- Type: Semi-automatic carbine
- Place of origin: Italy

Production history
- Designer: Benelli Armi SpA
- Manufacturer: Benelli Armi SpA

Specifications
- Mass: 3250 gr. approx.
- Action: Benelli patented auto regulating gas operated semi-automatic
- Feed system: 3 rounds prismatic loader for 300 WM, 2-4 rounds prismatic loader for 30.06 SPRG

= Benelli Argo EL =

The Benelli Argo EL rifle is manufactured by Italian arms manufacturer Benelli Armi SpA. It is a limited-edition version of the Benelli Argo, the only Benelli rifle to be produced as a limited series.

==Design details==
The Benelli Argo EL's receiver is finely engraved and gilded with scenes of wild animals. The craftsmanship is of the master engravers of the Cesare Giovanelli studio. The stock and fore-end are in walnut with a fine oil finish.

The rifle has a rotating bolt head with three lugs, which combine to provide an effective locking surface. The fully tempered steel cover is equipped with holes for attaching scopes and is firmly connected to the barrel. This results in a greater accuracy at range. The free-moving barrel gives greater precision more akin to bolt-action models.

The plate kit used to adjust stock deviation and drop, together with the interchangeable sights, make the Benelli Argo EL a versatile and multi-purpose rifle.

* **Extracted records**
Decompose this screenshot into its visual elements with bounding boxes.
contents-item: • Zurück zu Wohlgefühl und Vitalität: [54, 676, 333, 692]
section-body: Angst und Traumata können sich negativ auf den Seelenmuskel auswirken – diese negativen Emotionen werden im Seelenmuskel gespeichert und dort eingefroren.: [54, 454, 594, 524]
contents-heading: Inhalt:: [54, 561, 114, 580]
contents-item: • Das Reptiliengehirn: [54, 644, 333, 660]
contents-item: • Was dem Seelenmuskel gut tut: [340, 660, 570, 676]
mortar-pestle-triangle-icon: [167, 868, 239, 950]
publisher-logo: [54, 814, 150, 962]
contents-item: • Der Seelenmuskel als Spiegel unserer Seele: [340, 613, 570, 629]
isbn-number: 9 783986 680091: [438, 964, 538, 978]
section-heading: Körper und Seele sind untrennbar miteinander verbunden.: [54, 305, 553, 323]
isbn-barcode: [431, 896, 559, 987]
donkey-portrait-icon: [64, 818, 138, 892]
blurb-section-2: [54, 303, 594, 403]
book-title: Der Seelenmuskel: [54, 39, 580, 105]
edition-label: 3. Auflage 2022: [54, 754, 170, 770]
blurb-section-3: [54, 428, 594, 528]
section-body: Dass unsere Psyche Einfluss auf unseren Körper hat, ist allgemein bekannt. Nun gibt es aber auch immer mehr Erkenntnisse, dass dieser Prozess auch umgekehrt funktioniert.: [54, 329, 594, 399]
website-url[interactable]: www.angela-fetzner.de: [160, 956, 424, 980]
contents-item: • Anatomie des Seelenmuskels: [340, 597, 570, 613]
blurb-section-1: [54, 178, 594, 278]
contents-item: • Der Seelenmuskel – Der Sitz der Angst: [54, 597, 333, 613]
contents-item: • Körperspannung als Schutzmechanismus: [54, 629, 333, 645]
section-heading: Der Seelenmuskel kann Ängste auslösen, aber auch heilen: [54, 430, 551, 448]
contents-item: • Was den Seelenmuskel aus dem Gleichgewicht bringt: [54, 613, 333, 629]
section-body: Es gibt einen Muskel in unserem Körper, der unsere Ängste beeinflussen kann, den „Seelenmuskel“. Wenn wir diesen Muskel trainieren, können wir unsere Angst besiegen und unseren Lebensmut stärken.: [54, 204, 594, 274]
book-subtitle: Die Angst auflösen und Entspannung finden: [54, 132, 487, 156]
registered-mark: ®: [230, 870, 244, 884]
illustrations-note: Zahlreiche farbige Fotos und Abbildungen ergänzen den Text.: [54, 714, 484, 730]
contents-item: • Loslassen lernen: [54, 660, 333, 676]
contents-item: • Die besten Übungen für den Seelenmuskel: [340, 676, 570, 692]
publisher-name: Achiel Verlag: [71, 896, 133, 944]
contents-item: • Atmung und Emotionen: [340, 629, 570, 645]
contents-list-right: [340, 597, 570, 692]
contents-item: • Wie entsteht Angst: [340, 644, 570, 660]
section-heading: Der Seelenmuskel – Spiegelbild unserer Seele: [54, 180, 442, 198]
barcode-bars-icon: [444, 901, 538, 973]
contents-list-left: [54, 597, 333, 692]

* **Prompt**
Copy the part of the Benelli Argo EL article from "- Type: Semi-automatic" up to and including "3250 gr. approx." word for word. The rows have nothing to do with the Benelli Argo EL article.

* **Reply to the exercise**
- Type: Semi-automatic carbine
- Place of origin: Italy

Production history
- Designer: Benelli Armi SpA
- Manufacturer: Benelli Armi SpA

Specifications
- Mass: 3250 gr. approx.